EXERCISE GOAL: Find the line that contains "What data populates". Repeat that line and all lines following it, exactly, through the end of the listing below.

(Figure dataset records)
──────────

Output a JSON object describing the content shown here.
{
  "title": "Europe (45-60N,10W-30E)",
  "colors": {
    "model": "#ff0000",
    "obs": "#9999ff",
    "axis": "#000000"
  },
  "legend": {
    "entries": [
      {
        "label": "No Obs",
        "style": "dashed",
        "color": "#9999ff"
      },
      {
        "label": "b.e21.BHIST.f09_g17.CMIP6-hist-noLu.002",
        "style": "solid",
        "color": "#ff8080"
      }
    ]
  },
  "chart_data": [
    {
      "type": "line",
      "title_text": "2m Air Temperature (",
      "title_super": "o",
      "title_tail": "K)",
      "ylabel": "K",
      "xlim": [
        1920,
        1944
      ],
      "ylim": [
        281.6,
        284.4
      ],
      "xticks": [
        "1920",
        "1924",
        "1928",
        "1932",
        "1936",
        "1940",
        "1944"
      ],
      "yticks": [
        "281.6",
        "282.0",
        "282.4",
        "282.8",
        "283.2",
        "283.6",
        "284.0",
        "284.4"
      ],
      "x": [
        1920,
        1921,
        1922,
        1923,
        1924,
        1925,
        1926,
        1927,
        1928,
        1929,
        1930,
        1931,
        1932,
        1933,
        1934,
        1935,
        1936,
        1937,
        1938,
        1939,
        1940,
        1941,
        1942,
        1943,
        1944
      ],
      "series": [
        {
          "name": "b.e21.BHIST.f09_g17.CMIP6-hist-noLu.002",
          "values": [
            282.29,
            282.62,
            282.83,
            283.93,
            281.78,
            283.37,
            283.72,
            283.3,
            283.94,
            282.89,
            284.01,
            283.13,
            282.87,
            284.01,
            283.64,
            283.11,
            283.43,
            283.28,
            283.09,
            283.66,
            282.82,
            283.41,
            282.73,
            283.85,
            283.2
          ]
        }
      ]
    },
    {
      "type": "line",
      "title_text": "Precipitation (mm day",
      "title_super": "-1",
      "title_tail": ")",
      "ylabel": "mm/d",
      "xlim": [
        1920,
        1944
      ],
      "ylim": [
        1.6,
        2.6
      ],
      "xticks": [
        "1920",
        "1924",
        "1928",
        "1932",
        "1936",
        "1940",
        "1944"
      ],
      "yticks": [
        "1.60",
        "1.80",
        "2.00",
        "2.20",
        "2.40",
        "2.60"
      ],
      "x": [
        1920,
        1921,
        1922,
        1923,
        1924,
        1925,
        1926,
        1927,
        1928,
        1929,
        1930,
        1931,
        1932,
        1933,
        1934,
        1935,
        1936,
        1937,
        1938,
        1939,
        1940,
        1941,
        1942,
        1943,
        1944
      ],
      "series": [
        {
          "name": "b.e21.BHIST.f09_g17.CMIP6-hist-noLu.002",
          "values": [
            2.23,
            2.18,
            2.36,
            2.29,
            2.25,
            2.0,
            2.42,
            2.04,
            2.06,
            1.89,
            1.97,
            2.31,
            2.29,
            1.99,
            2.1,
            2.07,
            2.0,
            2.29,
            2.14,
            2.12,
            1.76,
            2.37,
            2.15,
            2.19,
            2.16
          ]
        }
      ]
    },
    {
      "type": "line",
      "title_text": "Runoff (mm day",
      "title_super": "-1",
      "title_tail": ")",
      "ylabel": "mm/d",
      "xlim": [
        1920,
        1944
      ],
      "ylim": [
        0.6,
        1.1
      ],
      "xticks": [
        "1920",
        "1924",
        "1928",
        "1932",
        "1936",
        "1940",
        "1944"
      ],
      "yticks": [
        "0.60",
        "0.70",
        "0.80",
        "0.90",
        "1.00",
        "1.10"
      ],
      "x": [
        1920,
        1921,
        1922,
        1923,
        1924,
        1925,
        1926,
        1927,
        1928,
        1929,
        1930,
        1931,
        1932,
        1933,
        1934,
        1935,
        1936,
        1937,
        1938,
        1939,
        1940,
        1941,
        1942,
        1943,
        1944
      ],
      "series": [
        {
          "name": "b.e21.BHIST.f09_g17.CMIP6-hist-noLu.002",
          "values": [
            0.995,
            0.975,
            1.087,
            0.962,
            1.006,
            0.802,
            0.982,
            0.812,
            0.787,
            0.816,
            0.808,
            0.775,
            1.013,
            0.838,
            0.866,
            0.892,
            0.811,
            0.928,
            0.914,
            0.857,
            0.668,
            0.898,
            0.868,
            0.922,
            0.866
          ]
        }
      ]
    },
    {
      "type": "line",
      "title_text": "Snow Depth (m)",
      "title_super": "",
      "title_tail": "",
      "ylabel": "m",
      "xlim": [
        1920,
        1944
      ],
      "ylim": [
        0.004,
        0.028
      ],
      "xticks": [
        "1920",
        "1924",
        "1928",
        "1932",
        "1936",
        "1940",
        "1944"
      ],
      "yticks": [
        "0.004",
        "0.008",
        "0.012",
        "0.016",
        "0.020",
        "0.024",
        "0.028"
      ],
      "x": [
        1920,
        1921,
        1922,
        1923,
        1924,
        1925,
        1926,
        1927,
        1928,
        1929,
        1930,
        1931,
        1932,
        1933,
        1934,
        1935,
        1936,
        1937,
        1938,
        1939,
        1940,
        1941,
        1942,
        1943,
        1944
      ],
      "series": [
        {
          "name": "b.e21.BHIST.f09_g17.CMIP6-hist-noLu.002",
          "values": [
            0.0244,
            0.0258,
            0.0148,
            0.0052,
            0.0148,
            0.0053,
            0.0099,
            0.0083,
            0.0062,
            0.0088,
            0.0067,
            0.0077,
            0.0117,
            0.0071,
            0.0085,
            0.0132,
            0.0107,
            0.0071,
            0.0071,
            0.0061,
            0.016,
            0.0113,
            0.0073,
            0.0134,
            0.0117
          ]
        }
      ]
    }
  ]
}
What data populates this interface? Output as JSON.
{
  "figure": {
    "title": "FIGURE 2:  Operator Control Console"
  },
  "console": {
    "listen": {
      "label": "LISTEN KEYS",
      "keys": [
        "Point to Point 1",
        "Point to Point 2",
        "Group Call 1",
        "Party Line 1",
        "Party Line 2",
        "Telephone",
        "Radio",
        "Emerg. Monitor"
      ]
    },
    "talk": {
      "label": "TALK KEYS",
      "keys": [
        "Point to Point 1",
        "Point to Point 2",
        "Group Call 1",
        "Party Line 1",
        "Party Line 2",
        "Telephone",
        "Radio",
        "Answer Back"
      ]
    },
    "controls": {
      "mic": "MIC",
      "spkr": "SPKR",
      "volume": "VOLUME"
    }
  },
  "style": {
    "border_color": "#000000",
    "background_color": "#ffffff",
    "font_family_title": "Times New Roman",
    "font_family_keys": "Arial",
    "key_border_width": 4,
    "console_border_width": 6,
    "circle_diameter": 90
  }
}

──────────

OUTPUT BELOW:
What data populates this interface? Output as JSON.
{
  "figure": {
    "title": "FIGURE 2:  Operator Control Console"
  },
  "console": {
    "listen": {
      "label": "LISTEN KEYS",
      "keys": [
        "Point to Point 1",
        "Point to Point 2",
        "Group Call 1",
        "Party Line 1",
        "Party Line 2",
        "Telephone",
        "Radio",
        "Emerg. Monitor"
      ]
    },
    "talk": {
      "label": "TALK KEYS",
      "keys": [
        "Point to Point 1",
        "Point to Point 2",
        "Group Call 1",
        "Party Line 1",
        "Party Line 2",
        "Telephone",
        "Radio",
        "Answer Back"
      ]
    },
    "controls": {
      "mic": "MIC",
      "spkr": "SPKR",
      "volume": "VOLUME"
    }
  },
  "style": {
    "border_color": "#000000",
    "background_color": "#ffffff",
    "font_family_title": "Times New Roman",
    "font_family_keys": "Arial",
    "key_border_width": 4,
    "console_border_width": 6,
    "circle_diameter": 90
  }
}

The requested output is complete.